Exclude the pictures and retype the entries as written.

* Start Exercise input *

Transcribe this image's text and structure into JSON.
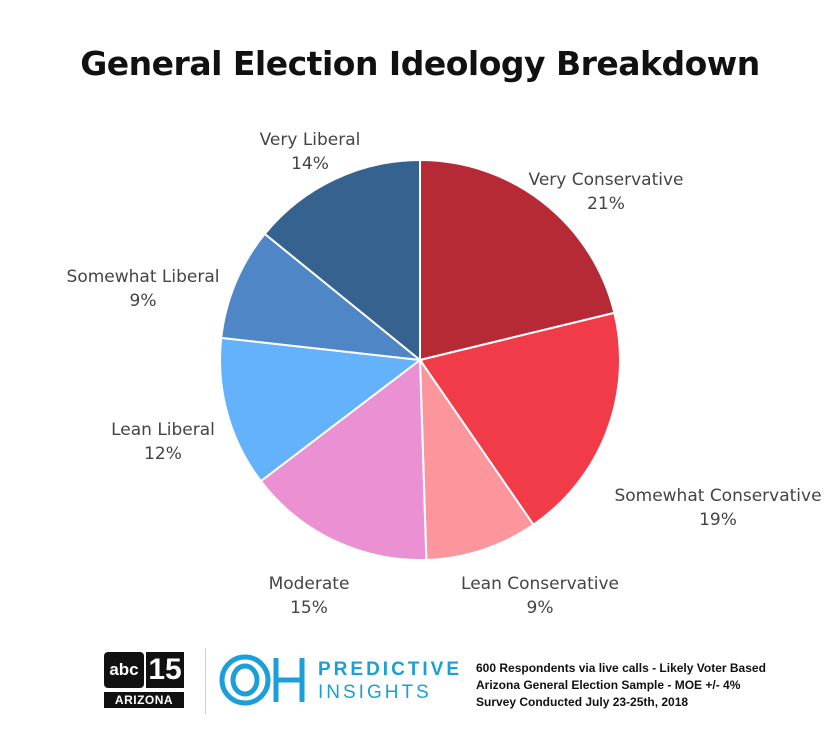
{
  "chart_data": {
    "type": "pie",
    "title": "General Election Ideology Breakdown",
    "slices": [
      {
        "label": "Very Conservative",
        "value": 21,
        "value_label": "21%",
        "color": "#b52a35"
      },
      {
        "label": "Somewhat Conservative",
        "value": 19,
        "value_label": "19%",
        "color": "#f23b48"
      },
      {
        "label": "Lean Conservative",
        "value": 9,
        "value_label": "9%",
        "color": "#fd959d"
      },
      {
        "label": "Moderate",
        "value": 15,
        "value_label": "15%",
        "color": "#eb90d2"
      },
      {
        "label": "Lean Liberal",
        "value": 12,
        "value_label": "12%",
        "color": "#65b2fc"
      },
      {
        "label": "Somewhat Liberal",
        "value": 9,
        "value_label": "9%",
        "color": "#4f86c5"
      },
      {
        "label": "Very Liberal",
        "value": 14,
        "value_label": "14%",
        "color": "#36628f"
      }
    ],
    "start_angle_deg": 0,
    "direction": "clockwise",
    "legend": "none"
  },
  "footer": {
    "abc_logo": {
      "badge": "abc",
      "number": "15",
      "state": "ARIZONA"
    },
    "oh_logo": {
      "monogram": "OH",
      "line1": "PREDICTIVE",
      "line2": "INSIGHTS",
      "color": "#1a9fd8"
    },
    "survey_note": [
      "600 Respondents via live calls - Likely Voter Based",
      "Arizona General Election Sample - MOE +/- 4%",
      "Survey Conducted July 23-25th, 2018"
    ]
  }
}
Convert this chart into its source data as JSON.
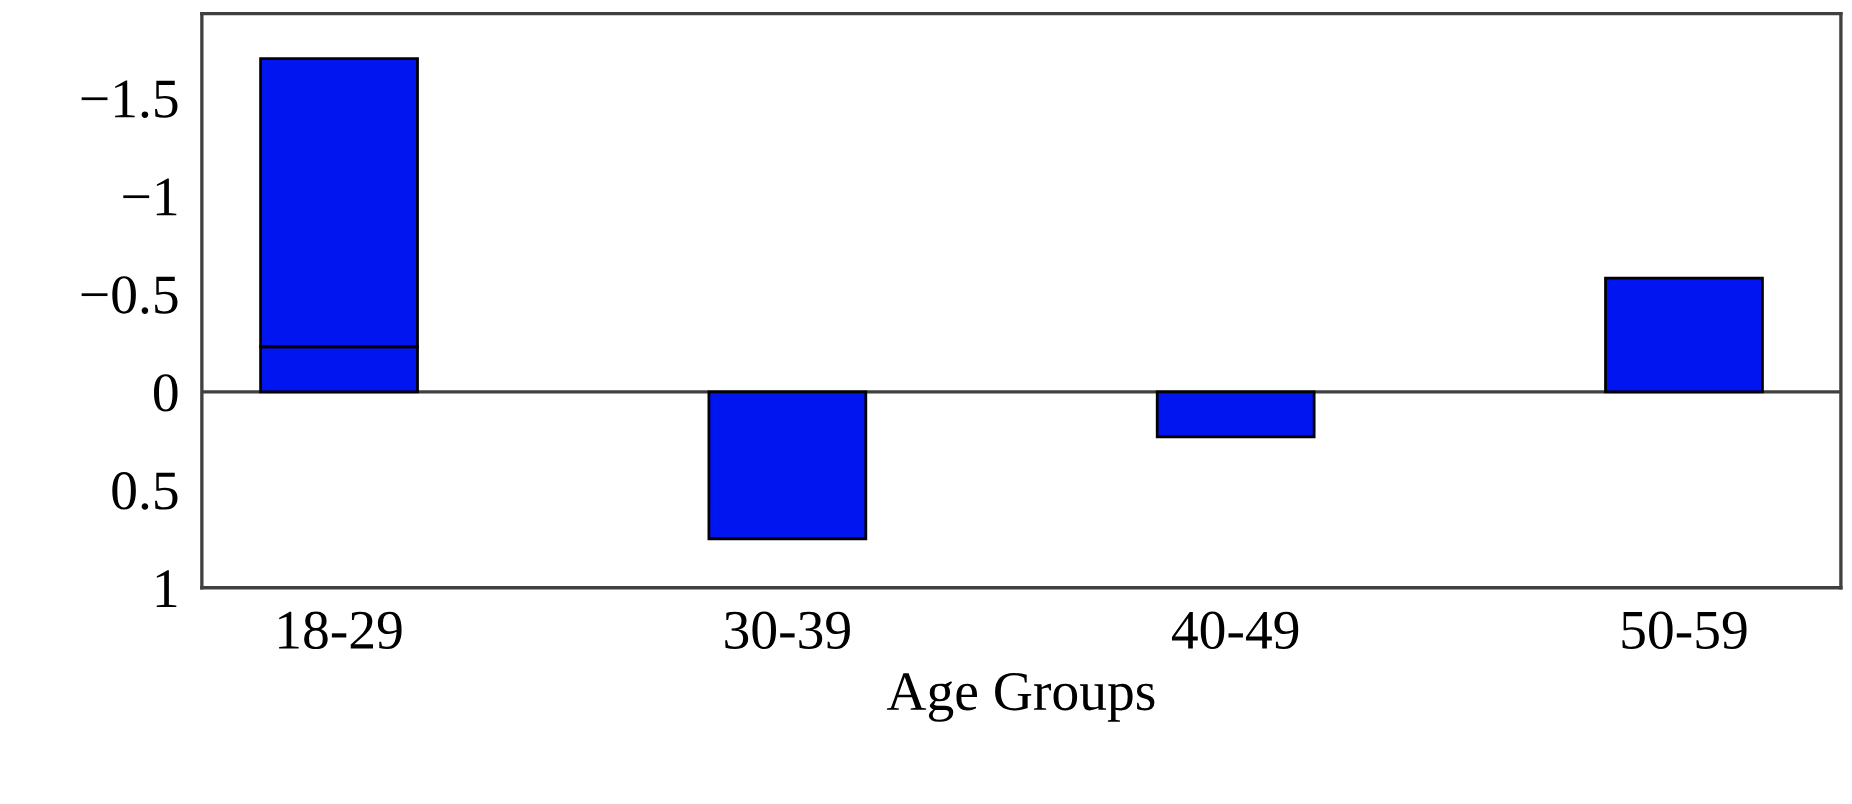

* End Exercise input *

### Result of the exercise
Transcribe this image's text and structure into JSON.
{
  "chart_data": {
    "type": "pie",
    "title": "General Election Ideology Breakdown",
    "slices": [
      {
        "label": "Very Conservative",
        "value": 21,
        "value_label": "21%",
        "color": "#b52a35"
      },
      {
        "label": "Somewhat Conservative",
        "value": 19,
        "value_label": "19%",
        "color": "#f23b48"
      },
      {
        "label": "Lean Conservative",
        "value": 9,
        "value_label": "9%",
        "color": "#fd959d"
      },
      {
        "label": "Moderate",
        "value": 15,
        "value_label": "15%",
        "color": "#eb90d2"
      },
      {
        "label": "Lean Liberal",
        "value": 12,
        "value_label": "12%",
        "color": "#65b2fc"
      },
      {
        "label": "Somewhat Liberal",
        "value": 9,
        "value_label": "9%",
        "color": "#4f86c5"
      },
      {
        "label": "Very Liberal",
        "value": 14,
        "value_label": "14%",
        "color": "#36628f"
      }
    ],
    "start_angle_deg": 0,
    "direction": "clockwise",
    "legend": "none"
  },
  "footer": {
    "abc_logo": {
      "badge": "abc",
      "number": "15",
      "state": "ARIZONA"
    },
    "oh_logo": {
      "monogram": "OH",
      "line1": "PREDICTIVE",
      "line2": "INSIGHTS",
      "color": "#1a9fd8"
    },
    "survey_note": [
      "600 Respondents via live calls - Likely Voter Based",
      "Arizona General Election Sample - MOE +/- 4%",
      "Survey Conducted July 23-25th, 2018"
    ]
  }
}
Convert this chart into its source data as JSON.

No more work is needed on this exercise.